EXERCISE DETAILS -
In this exercise, reproduce all the entries that follow exactly.

DATA LINES -
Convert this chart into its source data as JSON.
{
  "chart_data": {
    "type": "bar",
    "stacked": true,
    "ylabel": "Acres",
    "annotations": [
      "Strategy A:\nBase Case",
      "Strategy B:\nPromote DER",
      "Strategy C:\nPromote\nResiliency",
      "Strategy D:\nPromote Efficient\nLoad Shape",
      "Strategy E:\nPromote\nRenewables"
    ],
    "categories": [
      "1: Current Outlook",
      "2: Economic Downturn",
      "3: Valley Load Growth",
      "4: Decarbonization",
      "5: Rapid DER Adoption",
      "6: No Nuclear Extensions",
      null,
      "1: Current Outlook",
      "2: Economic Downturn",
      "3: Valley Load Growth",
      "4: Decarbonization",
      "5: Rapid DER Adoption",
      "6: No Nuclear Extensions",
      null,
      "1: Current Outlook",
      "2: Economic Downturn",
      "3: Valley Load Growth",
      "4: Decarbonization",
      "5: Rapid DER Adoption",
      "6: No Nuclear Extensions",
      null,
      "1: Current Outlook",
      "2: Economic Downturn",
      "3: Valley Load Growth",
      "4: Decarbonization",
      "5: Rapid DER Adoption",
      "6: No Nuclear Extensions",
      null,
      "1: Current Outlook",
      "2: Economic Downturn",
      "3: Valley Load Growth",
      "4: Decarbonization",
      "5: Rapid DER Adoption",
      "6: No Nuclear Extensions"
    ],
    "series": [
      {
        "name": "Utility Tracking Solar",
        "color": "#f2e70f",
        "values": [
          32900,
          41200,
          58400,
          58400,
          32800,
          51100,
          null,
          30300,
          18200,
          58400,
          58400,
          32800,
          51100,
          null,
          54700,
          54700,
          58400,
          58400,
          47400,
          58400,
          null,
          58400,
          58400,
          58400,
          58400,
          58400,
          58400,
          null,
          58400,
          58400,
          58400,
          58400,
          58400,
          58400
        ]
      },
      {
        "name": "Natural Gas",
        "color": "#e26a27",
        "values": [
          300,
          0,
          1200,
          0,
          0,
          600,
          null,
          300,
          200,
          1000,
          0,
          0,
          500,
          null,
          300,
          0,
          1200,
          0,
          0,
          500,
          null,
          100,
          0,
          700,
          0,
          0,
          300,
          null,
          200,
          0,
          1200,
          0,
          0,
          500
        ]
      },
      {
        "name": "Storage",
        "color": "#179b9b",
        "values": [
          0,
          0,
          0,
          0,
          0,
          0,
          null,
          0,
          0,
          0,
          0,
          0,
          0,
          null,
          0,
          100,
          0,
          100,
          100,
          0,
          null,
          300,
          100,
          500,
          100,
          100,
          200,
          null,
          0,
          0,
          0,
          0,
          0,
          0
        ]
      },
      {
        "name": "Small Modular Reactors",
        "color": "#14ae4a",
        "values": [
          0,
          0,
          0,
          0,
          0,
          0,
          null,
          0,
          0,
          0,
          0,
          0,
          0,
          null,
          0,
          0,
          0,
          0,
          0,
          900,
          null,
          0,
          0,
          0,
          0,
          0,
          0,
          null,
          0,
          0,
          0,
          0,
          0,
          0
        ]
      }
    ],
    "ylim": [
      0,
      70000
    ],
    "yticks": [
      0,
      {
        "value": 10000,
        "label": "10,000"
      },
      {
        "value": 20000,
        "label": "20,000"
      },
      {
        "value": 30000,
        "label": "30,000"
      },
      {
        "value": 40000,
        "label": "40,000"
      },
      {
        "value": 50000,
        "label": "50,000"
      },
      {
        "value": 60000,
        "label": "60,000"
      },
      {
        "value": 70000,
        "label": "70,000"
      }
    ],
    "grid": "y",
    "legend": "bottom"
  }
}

EXPECTED ANSWER -
Convert this chart into its source data as JSON.
{
  "chart_data": {
    "type": "bar",
    "stacked": true,
    "ylabel": "Acres",
    "annotations": [
      "Strategy A:\nBase Case",
      "Strategy B:\nPromote DER",
      "Strategy C:\nPromote\nResiliency",
      "Strategy D:\nPromote Efficient\nLoad Shape",
      "Strategy E:\nPromote\nRenewables"
    ],
    "categories": [
      "1: Current Outlook",
      "2: Economic Downturn",
      "3: Valley Load Growth",
      "4: Decarbonization",
      "5: Rapid DER Adoption",
      "6: No Nuclear Extensions",
      null,
      "1: Current Outlook",
      "2: Economic Downturn",
      "3: Valley Load Growth",
      "4: Decarbonization",
      "5: Rapid DER Adoption",
      "6: No Nuclear Extensions",
      null,
      "1: Current Outlook",
      "2: Economic Downturn",
      "3: Valley Load Growth",
      "4: Decarbonization",
      "5: Rapid DER Adoption",
      "6: No Nuclear Extensions",
      null,
      "1: Current Outlook",
      "2: Economic Downturn",
      "3: Valley Load Growth",
      "4: Decarbonization",
      "5: Rapid DER Adoption",
      "6: No Nuclear Extensions",
      null,
      "1: Current Outlook",
      "2: Economic Downturn",
      "3: Valley Load Growth",
      "4: Decarbonization",
      "5: Rapid DER Adoption",
      "6: No Nuclear Extensions"
    ],
    "series": [
      {
        "name": "Utility Tracking Solar",
        "color": "#f2e70f",
        "values": [
          32900,
          41200,
          58400,
          58400,
          32800,
          51100,
          null,
          30300,
          18200,
          58400,
          58400,
          32800,
          51100,
          null,
          54700,
          54700,
          58400,
          58400,
          47400,
          58400,
          null,
          58400,
          58400,
          58400,
          58400,
          58400,
          58400,
          null,
          58400,
          58400,
          58400,
          58400,
          58400,
          58400
        ]
      },
      {
        "name": "Natural Gas",
        "color": "#e26a27",
        "values": [
          300,
          0,
          1200,
          0,
          0,
          600,
          null,
          300,
          200,
          1000,
          0,
          0,
          500,
          null,
          300,
          0,
          1200,
          0,
          0,
          500,
          null,
          100,
          0,
          700,
          0,
          0,
          300,
          null,
          200,
          0,
          1200,
          0,
          0,
          500
        ]
      },
      {
        "name": "Storage",
        "color": "#179b9b",
        "values": [
          0,
          0,
          0,
          0,
          0,
          0,
          null,
          0,
          0,
          0,
          0,
          0,
          0,
          null,
          0,
          100,
          0,
          100,
          100,
          0,
          null,
          300,
          100,
          500,
          100,
          100,
          200,
          null,
          0,
          0,
          0,
          0,
          0,
          0
        ]
      },
      {
        "name": "Small Modular Reactors",
        "color": "#14ae4a",
        "values": [
          0,
          0,
          0,
          0,
          0,
          0,
          null,
          0,
          0,
          0,
          0,
          0,
          0,
          null,
          0,
          0,
          0,
          0,
          0,
          900,
          null,
          0,
          0,
          0,
          0,
          0,
          0,
          null,
          0,
          0,
          0,
          0,
          0,
          0
        ]
      }
    ],
    "ylim": [
      0,
      70000
    ],
    "yticks": [
      0,
      {
        "value": 10000,
        "label": "10,000"
      },
      {
        "value": 20000,
        "label": "20,000"
      },
      {
        "value": 30000,
        "label": "30,000"
      },
      {
        "value": 40000,
        "label": "40,000"
      },
      {
        "value": 50000,
        "label": "50,000"
      },
      {
        "value": 60000,
        "label": "60,000"
      },
      {
        "value": 70000,
        "label": "70,000"
      }
    ],
    "grid": "y",
    "legend": "bottom"
  }
}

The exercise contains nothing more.